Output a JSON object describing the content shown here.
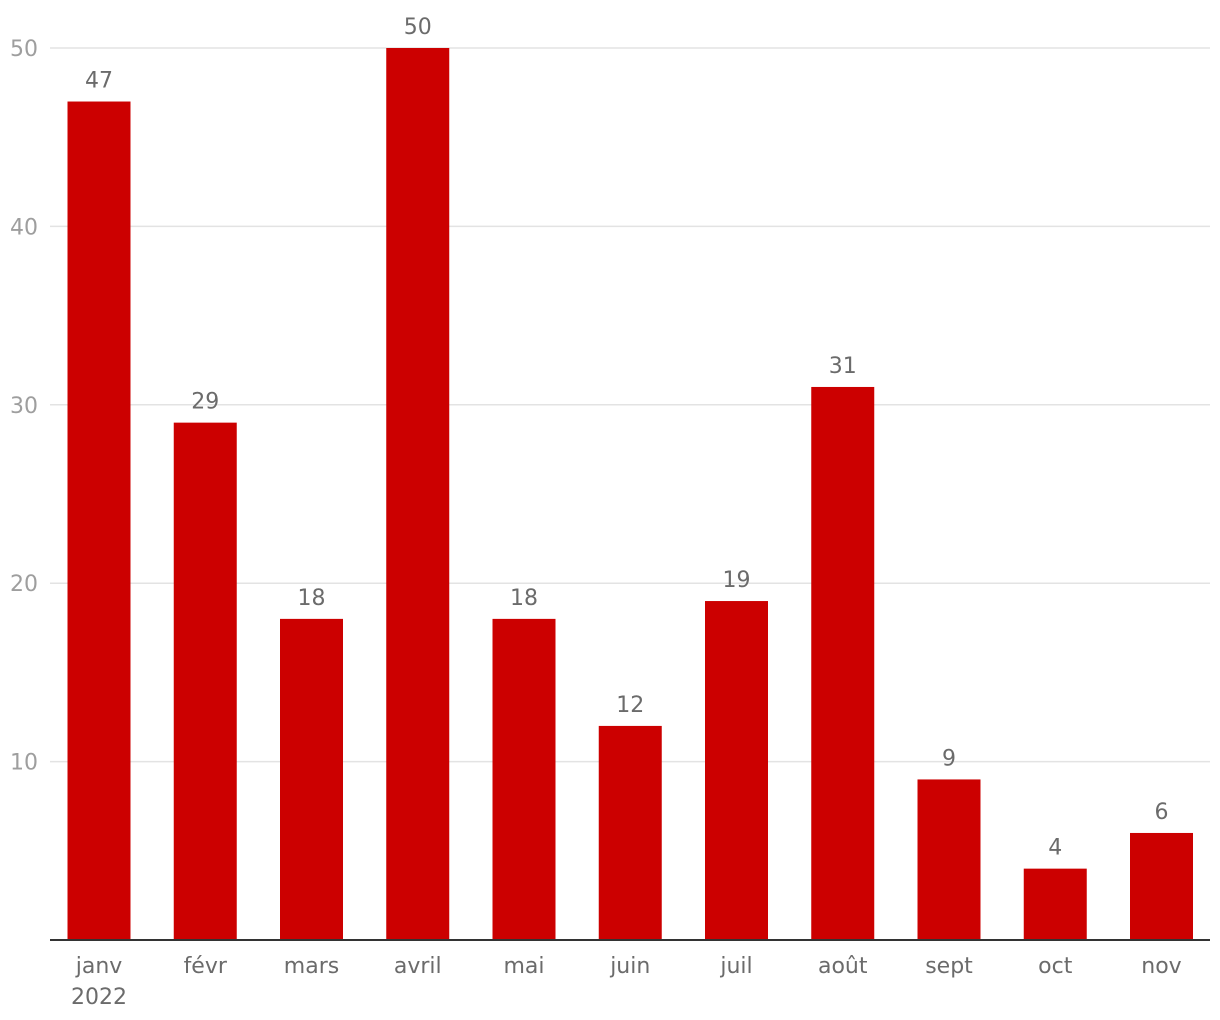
{
  "chart_data": {
    "type": "bar",
    "categories": [
      "janv",
      "févr",
      "mars",
      "avril",
      "mai",
      "juin",
      "juil",
      "août",
      "sept",
      "oct",
      "nov"
    ],
    "category_sublabels": [
      "2022",
      "",
      "",
      "",
      "",
      "",
      "",
      "",
      "",
      "",
      ""
    ],
    "values": [
      47,
      29,
      18,
      50,
      18,
      12,
      19,
      31,
      9,
      4,
      6
    ],
    "ylim": [
      0,
      50
    ],
    "yticks": [
      10,
      20,
      30,
      40,
      50
    ],
    "grid": true,
    "data_labels": true,
    "colors": {
      "bar": "#cc0000",
      "grid": "#e3e3e3",
      "axis": "#333333"
    }
  }
}
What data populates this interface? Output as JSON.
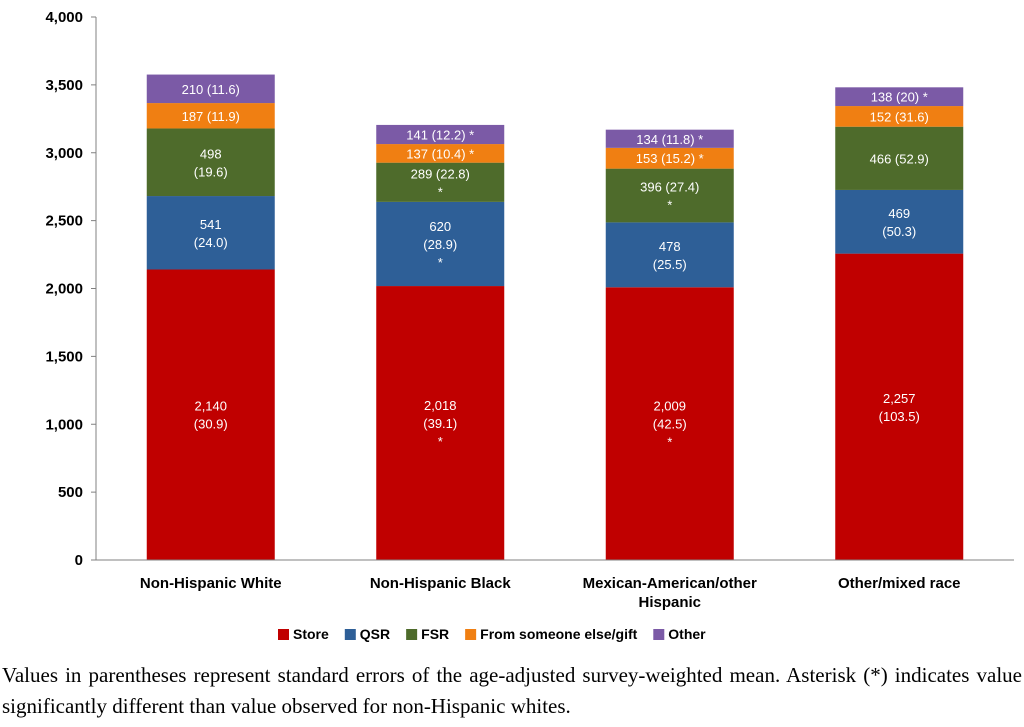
{
  "chart_data": {
    "type": "stacked-bar",
    "categories": [
      [
        "Non-Hispanic White"
      ],
      [
        "Non-Hispanic Black"
      ],
      [
        "Mexican-American/other",
        "Hispanic"
      ],
      [
        "Other/mixed race"
      ]
    ],
    "ylim": [
      0,
      4000
    ],
    "yticks": [
      0,
      500,
      1000,
      1500,
      2000,
      2500,
      3000,
      3500,
      4000
    ],
    "ytick_labels": [
      "0",
      "500",
      "1,000",
      "1,500",
      "2,000",
      "2,500",
      "3,000",
      "3,500",
      "4,000"
    ],
    "series": [
      {
        "name": "Store",
        "color": "#c00000",
        "values": [
          2140,
          2018,
          2009,
          2257
        ],
        "labels": [
          [
            "2,140",
            "(30.9)"
          ],
          [
            "2,018",
            "(39.1)",
            "*"
          ],
          [
            "2,009",
            "(42.5)",
            "*"
          ],
          [
            "2,257",
            "(103.5)"
          ]
        ]
      },
      {
        "name": "QSR",
        "color": "#2e5f97",
        "values": [
          541,
          620,
          478,
          469
        ],
        "labels": [
          [
            "541",
            "(24.0)"
          ],
          [
            "620",
            "(28.9)",
            "*"
          ],
          [
            "478",
            "(25.5)"
          ],
          [
            "469",
            "(50.3)"
          ]
        ]
      },
      {
        "name": "FSR",
        "color": "#4e6b2b",
        "values": [
          498,
          289,
          396,
          466
        ],
        "labels": [
          [
            "498",
            "(19.6)"
          ],
          [
            "289 (22.8)",
            "*"
          ],
          [
            "396 (27.4)",
            "*"
          ],
          [
            "466 (52.9)"
          ]
        ]
      },
      {
        "name": "From someone else/gift",
        "color": "#f07f12",
        "values": [
          187,
          137,
          153,
          152
        ],
        "labels": [
          [
            "187 (11.9)"
          ],
          [
            "137 (10.4) *"
          ],
          [
            "153 (15.2) *"
          ],
          [
            "152 (31.6)"
          ]
        ]
      },
      {
        "name": "Other",
        "color": "#7b5aa6",
        "values": [
          210,
          141,
          134,
          138
        ],
        "labels": [
          [
            "210 (11.6)"
          ],
          [
            "141 (12.2) *"
          ],
          [
            "134 (11.8) *"
          ],
          [
            "138 (20) *"
          ]
        ]
      }
    ]
  },
  "footnote": "Values in parentheses represent standard errors of the age-adjusted survey-weighted mean. Asterisk (*) indicates value significantly different than value observed for non-Hispanic whites."
}
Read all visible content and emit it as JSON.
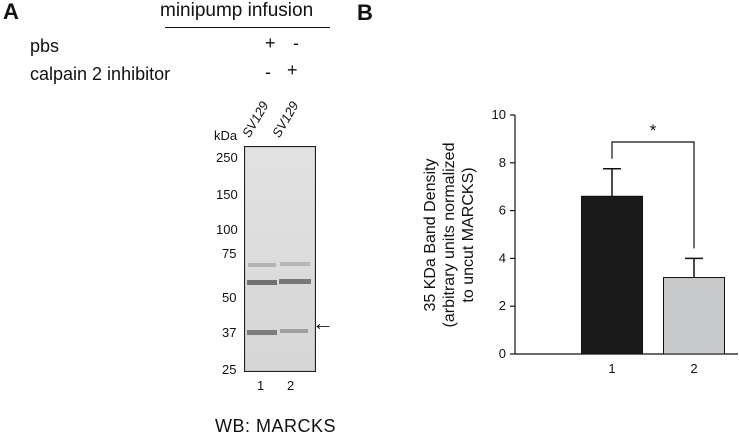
{
  "panel_a": {
    "letter": "A",
    "header": "minipump infusion",
    "conditions": [
      {
        "label": "pbs",
        "lane1": "+",
        "lane2": "-"
      },
      {
        "label": "calpain 2 inhibitor",
        "lane1": "-",
        "lane2": "+"
      }
    ],
    "kda_label": "kDa",
    "markers": [
      "250",
      "150",
      "100",
      "75",
      "50",
      "37",
      "25"
    ],
    "lane_labels": [
      "SV129",
      "SV129"
    ],
    "lane_numbers": [
      "1",
      "2"
    ],
    "arrow": "←",
    "footer": "WB:  MARCKS"
  },
  "panel_b": {
    "letter": "B",
    "significance": "*"
  },
  "chart_data": {
    "type": "bar",
    "categories": [
      "1",
      "2"
    ],
    "values": [
      6.6,
      3.2
    ],
    "errors": [
      1.15,
      0.8
    ],
    "bar_colors": [
      "#1a1a1a",
      "#c8c9cb"
    ],
    "ylabel_lines": [
      "35 KDa Band Density",
      "(arbitrary units normalized",
      "to uncut MARCKS)"
    ],
    "yticks": [
      "0",
      "2",
      "4",
      "6",
      "8",
      "10"
    ],
    "ylim": [
      0,
      10
    ],
    "grid": false,
    "significance_bracket": {
      "between": [
        "1",
        "2"
      ],
      "label": "*"
    }
  }
}
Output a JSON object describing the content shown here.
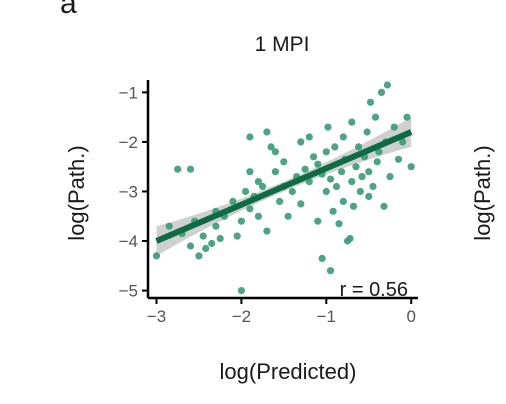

### What the task requires
All of the material above should be reproduced exactly, except the pictures.

### Output below
Output a JSON object describing the content shown here.
{
  "chart_data": {
    "type": "bar",
    "categories": [
      "janv",
      "févr",
      "mars",
      "avril",
      "mai",
      "juin",
      "juil",
      "août",
      "sept",
      "oct",
      "nov"
    ],
    "category_sublabels": [
      "2022",
      "",
      "",
      "",
      "",
      "",
      "",
      "",
      "",
      "",
      ""
    ],
    "values": [
      47,
      29,
      18,
      50,
      18,
      12,
      19,
      31,
      9,
      4,
      6
    ],
    "ylim": [
      0,
      50
    ],
    "yticks": [
      10,
      20,
      30,
      40,
      50
    ],
    "grid": true,
    "data_labels": true,
    "colors": {
      "bar": "#cc0000",
      "grid": "#e3e3e3",
      "axis": "#333333"
    }
  }
}
What data populates this interface? Output as JSON.
{
  "chart_data": {
    "type": "stacked-bar",
    "categories": [
      [
        "Non-Hispanic White"
      ],
      [
        "Non-Hispanic Black"
      ],
      [
        "Mexican-American/other",
        "Hispanic"
      ],
      [
        "Other/mixed race"
      ]
    ],
    "ylim": [
      0,
      4000
    ],
    "yticks": [
      0,
      500,
      1000,
      1500,
      2000,
      2500,
      3000,
      3500,
      4000
    ],
    "ytick_labels": [
      "0",
      "500",
      "1,000",
      "1,500",
      "2,000",
      "2,500",
      "3,000",
      "3,500",
      "4,000"
    ],
    "series": [
      {
        "name": "Store",
        "color": "#c00000",
        "values": [
          2140,
          2018,
          2009,
          2257
        ],
        "labels": [
          [
            "2,140",
            "(30.9)"
          ],
          [
            "2,018",
            "(39.1)",
            "*"
          ],
          [
            "2,009",
            "(42.5)",
            "*"
          ],
          [
            "2,257",
            "(103.5)"
          ]
        ]
      },
      {
        "name": "QSR",
        "color": "#2e5f97",
        "values": [
          541,
          620,
          478,
          469
        ],
        "labels": [
          [
            "541",
            "(24.0)"
          ],
          [
            "620",
            "(28.9)",
            "*"
          ],
          [
            "478",
            "(25.5)"
          ],
          [
            "469",
            "(50.3)"
          ]
        ]
      },
      {
        "name": "FSR",
        "color": "#4e6b2b",
        "values": [
          498,
          289,
          396,
          466
        ],
        "labels": [
          [
            "498",
            "(19.6)"
          ],
          [
            "289 (22.8)",
            "*"
          ],
          [
            "396 (27.4)",
            "*"
          ],
          [
            "466 (52.9)"
          ]
        ]
      },
      {
        "name": "From someone else/gift",
        "color": "#f07f12",
        "values": [
          187,
          137,
          153,
          152
        ],
        "labels": [
          [
            "187 (11.9)"
          ],
          [
            "137 (10.4) *"
          ],
          [
            "153 (15.2) *"
          ],
          [
            "152 (31.6)"
          ]
        ]
      },
      {
        "name": "Other",
        "color": "#7b5aa6",
        "values": [
          210,
          141,
          134,
          138
        ],
        "labels": [
          [
            "210 (11.6)"
          ],
          [
            "141 (12.2) *"
          ],
          [
            "134 (11.8) *"
          ],
          [
            "138 (20) *"
          ]
        ]
      }
    ]
  },
  "footnote": "Values in parentheses represent standard errors of the age-adjusted survey-weighted mean. Asterisk (*) indicates value significantly different than value observed for non-Hispanic whites."
}
Read all visible content and emit it as JSON.
{
  "panel_a": {
    "letter": "A",
    "header": "minipump infusion",
    "conditions": [
      {
        "label": "pbs",
        "lane1": "+",
        "lane2": "-"
      },
      {
        "label": "calpain 2 inhibitor",
        "lane1": "-",
        "lane2": "+"
      }
    ],
    "kda_label": "kDa",
    "markers": [
      "250",
      "150",
      "100",
      "75",
      "50",
      "37",
      "25"
    ],
    "lane_labels": [
      "SV129",
      "SV129"
    ],
    "lane_numbers": [
      "1",
      "2"
    ],
    "arrow": "←",
    "footer": "WB:  MARCKS"
  },
  "panel_b": {
    "letter": "B",
    "significance": "*"
  },
  "chart_data": {
    "type": "bar",
    "categories": [
      "1",
      "2"
    ],
    "values": [
      6.6,
      3.2
    ],
    "errors": [
      1.15,
      0.8
    ],
    "bar_colors": [
      "#1a1a1a",
      "#c8c9cb"
    ],
    "ylabel_lines": [
      "35 KDa Band Density",
      "(arbitrary units normalized",
      "to uncut MARCKS)"
    ],
    "yticks": [
      "0",
      "2",
      "4",
      "6",
      "8",
      "10"
    ],
    "ylim": [
      0,
      10
    ],
    "grid": false,
    "significance_bracket": {
      "between": [
        "1",
        "2"
      ],
      "label": "*"
    }
  }
}
Output a JSON object describing the content shown here.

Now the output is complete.